* [DATA FOR THIS TASK]:
****************************************
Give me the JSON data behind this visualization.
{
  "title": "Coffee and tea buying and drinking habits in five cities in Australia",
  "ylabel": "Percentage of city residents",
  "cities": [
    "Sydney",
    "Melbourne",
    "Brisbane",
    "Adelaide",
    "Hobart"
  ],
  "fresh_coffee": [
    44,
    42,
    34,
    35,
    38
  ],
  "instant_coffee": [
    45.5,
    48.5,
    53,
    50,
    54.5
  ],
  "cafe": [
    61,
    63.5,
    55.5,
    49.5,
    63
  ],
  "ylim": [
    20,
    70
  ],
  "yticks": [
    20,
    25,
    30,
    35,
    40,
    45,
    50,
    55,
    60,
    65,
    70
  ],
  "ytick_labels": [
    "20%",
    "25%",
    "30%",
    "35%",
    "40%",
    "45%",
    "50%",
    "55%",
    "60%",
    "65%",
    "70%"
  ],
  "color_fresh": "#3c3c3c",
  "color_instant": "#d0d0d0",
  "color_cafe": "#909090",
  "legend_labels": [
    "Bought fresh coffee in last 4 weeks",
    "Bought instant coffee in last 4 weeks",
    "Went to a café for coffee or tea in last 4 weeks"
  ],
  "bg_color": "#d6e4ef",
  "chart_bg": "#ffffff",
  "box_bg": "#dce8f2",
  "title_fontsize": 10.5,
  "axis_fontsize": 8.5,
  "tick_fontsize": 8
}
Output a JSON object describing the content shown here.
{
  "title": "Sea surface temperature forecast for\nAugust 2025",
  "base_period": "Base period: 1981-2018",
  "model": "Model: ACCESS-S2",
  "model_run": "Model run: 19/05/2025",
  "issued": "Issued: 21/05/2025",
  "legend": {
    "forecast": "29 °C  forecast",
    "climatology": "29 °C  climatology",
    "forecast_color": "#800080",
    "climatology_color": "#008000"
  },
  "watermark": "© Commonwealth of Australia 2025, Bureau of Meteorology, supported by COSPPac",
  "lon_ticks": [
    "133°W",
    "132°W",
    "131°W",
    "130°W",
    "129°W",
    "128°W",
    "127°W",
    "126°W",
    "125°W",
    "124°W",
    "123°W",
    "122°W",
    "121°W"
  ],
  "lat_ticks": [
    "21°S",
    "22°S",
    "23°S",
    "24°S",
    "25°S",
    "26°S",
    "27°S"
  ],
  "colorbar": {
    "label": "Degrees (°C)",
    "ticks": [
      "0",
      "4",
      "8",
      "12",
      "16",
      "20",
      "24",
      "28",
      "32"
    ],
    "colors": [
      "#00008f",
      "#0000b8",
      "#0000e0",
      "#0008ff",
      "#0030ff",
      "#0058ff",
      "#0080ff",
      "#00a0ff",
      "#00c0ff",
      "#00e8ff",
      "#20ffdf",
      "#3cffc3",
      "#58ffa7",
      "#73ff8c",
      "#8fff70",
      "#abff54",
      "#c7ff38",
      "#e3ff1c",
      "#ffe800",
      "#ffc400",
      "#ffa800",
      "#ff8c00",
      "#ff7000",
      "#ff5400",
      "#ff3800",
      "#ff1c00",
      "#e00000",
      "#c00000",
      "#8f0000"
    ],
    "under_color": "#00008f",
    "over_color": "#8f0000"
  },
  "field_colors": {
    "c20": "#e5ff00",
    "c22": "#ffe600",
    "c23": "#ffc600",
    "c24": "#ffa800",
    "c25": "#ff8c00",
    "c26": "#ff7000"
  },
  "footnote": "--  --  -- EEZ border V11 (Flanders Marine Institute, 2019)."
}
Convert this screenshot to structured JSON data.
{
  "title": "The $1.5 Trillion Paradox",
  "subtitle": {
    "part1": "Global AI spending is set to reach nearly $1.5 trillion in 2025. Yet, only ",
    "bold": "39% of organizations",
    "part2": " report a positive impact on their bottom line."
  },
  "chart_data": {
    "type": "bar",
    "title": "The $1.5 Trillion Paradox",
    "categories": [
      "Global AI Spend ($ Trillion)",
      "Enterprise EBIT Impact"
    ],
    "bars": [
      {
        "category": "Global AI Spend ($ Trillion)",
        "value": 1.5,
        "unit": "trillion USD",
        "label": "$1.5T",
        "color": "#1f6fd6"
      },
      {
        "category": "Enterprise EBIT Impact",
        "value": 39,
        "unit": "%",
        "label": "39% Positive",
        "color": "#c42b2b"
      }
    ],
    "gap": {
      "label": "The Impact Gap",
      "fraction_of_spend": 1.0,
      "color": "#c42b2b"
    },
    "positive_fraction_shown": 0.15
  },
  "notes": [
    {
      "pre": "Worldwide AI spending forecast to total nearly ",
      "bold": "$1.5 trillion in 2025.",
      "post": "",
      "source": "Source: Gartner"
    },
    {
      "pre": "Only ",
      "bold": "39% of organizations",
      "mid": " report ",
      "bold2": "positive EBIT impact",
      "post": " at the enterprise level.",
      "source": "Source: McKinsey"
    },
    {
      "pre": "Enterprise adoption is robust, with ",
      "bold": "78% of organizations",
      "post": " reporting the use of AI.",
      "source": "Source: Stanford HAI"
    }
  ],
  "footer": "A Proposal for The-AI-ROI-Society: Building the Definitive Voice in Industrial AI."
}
****************************************
Copy out all of the records above with nothing altered.

Give me the JSON data behind this visualization.
{
  "title": "Coffee and tea buying and drinking habits in five cities in Australia",
  "ylabel": "Percentage of city residents",
  "cities": [
    "Sydney",
    "Melbourne",
    "Brisbane",
    "Adelaide",
    "Hobart"
  ],
  "fresh_coffee": [
    44,
    42,
    34,
    35,
    38
  ],
  "instant_coffee": [
    45.5,
    48.5,
    53,
    50,
    54.5
  ],
  "cafe": [
    61,
    63.5,
    55.5,
    49.5,
    63
  ],
  "ylim": [
    20,
    70
  ],
  "yticks": [
    20,
    25,
    30,
    35,
    40,
    45,
    50,
    55,
    60,
    65,
    70
  ],
  "ytick_labels": [
    "20%",
    "25%",
    "30%",
    "35%",
    "40%",
    "45%",
    "50%",
    "55%",
    "60%",
    "65%",
    "70%"
  ],
  "color_fresh": "#3c3c3c",
  "color_instant": "#d0d0d0",
  "color_cafe": "#909090",
  "legend_labels": [
    "Bought fresh coffee in last 4 weeks",
    "Bought instant coffee in last 4 weeks",
    "Went to a café for coffee or tea in last 4 weeks"
  ],
  "bg_color": "#d6e4ef",
  "chart_bg": "#ffffff",
  "box_bg": "#dce8f2",
  "title_fontsize": 10.5,
  "axis_fontsize": 8.5,
  "tick_fontsize": 8
}
Output a JSON object describing the content shown here.
{
  "title": "Sea surface temperature forecast for\nAugust 2025",
  "base_period": "Base period: 1981-2018",
  "model": "Model: ACCESS-S2",
  "model_run": "Model run: 19/05/2025",
  "issued": "Issued: 21/05/2025",
  "legend": {
    "forecast": "29 °C  forecast",
    "climatology": "29 °C  climatology",
    "forecast_color": "#800080",
    "climatology_color": "#008000"
  },
  "watermark": "© Commonwealth of Australia 2025, Bureau of Meteorology, supported by COSPPac",
  "lon_ticks": [
    "133°W",
    "132°W",
    "131°W",
    "130°W",
    "129°W",
    "128°W",
    "127°W",
    "126°W",
    "125°W",
    "124°W",
    "123°W",
    "122°W",
    "121°W"
  ],
  "lat_ticks": [
    "21°S",
    "22°S",
    "23°S",
    "24°S",
    "25°S",
    "26°S",
    "27°S"
  ],
  "colorbar": {
    "label": "Degrees (°C)",
    "ticks": [
      "0",
      "4",
      "8",
      "12",
      "16",
      "20",
      "24",
      "28",
      "32"
    ],
    "colors": [
      "#00008f",
      "#0000b8",
      "#0000e0",
      "#0008ff",
      "#0030ff",
      "#0058ff",
      "#0080ff",
      "#00a0ff",
      "#00c0ff",
      "#00e8ff",
      "#20ffdf",
      "#3cffc3",
      "#58ffa7",
      "#73ff8c",
      "#8fff70",
      "#abff54",
      "#c7ff38",
      "#e3ff1c",
      "#ffe800",
      "#ffc400",
      "#ffa800",
      "#ff8c00",
      "#ff7000",
      "#ff5400",
      "#ff3800",
      "#ff1c00",
      "#e00000",
      "#c00000",
      "#8f0000"
    ],
    "under_color": "#00008f",
    "over_color": "#8f0000"
  },
  "field_colors": {
    "c20": "#e5ff00",
    "c22": "#ffe600",
    "c23": "#ffc600",
    "c24": "#ffa800",
    "c25": "#ff8c00",
    "c26": "#ff7000"
  },
  "footnote": "--  --  -- EEZ border V11 (Flanders Marine Institute, 2019)."
}
Convert this screenshot to structured JSON data.
{
  "title": "The $1.5 Trillion Paradox",
  "subtitle": {
    "part1": "Global AI spending is set to reach nearly $1.5 trillion in 2025. Yet, only ",
    "bold": "39% of organizations",
    "part2": " report a positive impact on their bottom line."
  },
  "chart_data": {
    "type": "bar",
    "title": "The $1.5 Trillion Paradox",
    "categories": [
      "Global AI Spend ($ Trillion)",
      "Enterprise EBIT Impact"
    ],
    "bars": [
      {
        "category": "Global AI Spend ($ Trillion)",
        "value": 1.5,
        "unit": "trillion USD",
        "label": "$1.5T",
        "color": "#1f6fd6"
      },
      {
        "category": "Enterprise EBIT Impact",
        "value": 39,
        "unit": "%",
        "label": "39% Positive",
        "color": "#c42b2b"
      }
    ],
    "gap": {
      "label": "The Impact Gap",
      "fraction_of_spend": 1.0,
      "color": "#c42b2b"
    },
    "positive_fraction_shown": 0.15
  },
  "notes": [
    {
      "pre": "Worldwide AI spending forecast to total nearly ",
      "bold": "$1.5 trillion in 2025.",
      "post": "",
      "source": "Source: Gartner"
    },
    {
      "pre": "Only ",
      "bold": "39% of organizations",
      "mid": " report ",
      "bold2": "positive EBIT impact",
      "post": " at the enterprise level.",
      "source": "Source: McKinsey"
    },
    {
      "pre": "Enterprise adoption is robust, with ",
      "bold": "78% of organizations",
      "post": " reporting the use of AI.",
      "source": "Source: Stanford HAI"
    }
  ],
  "footer": "A Proposal for The-AI-ROI-Society: Building the Definitive Voice in Industrial AI."
}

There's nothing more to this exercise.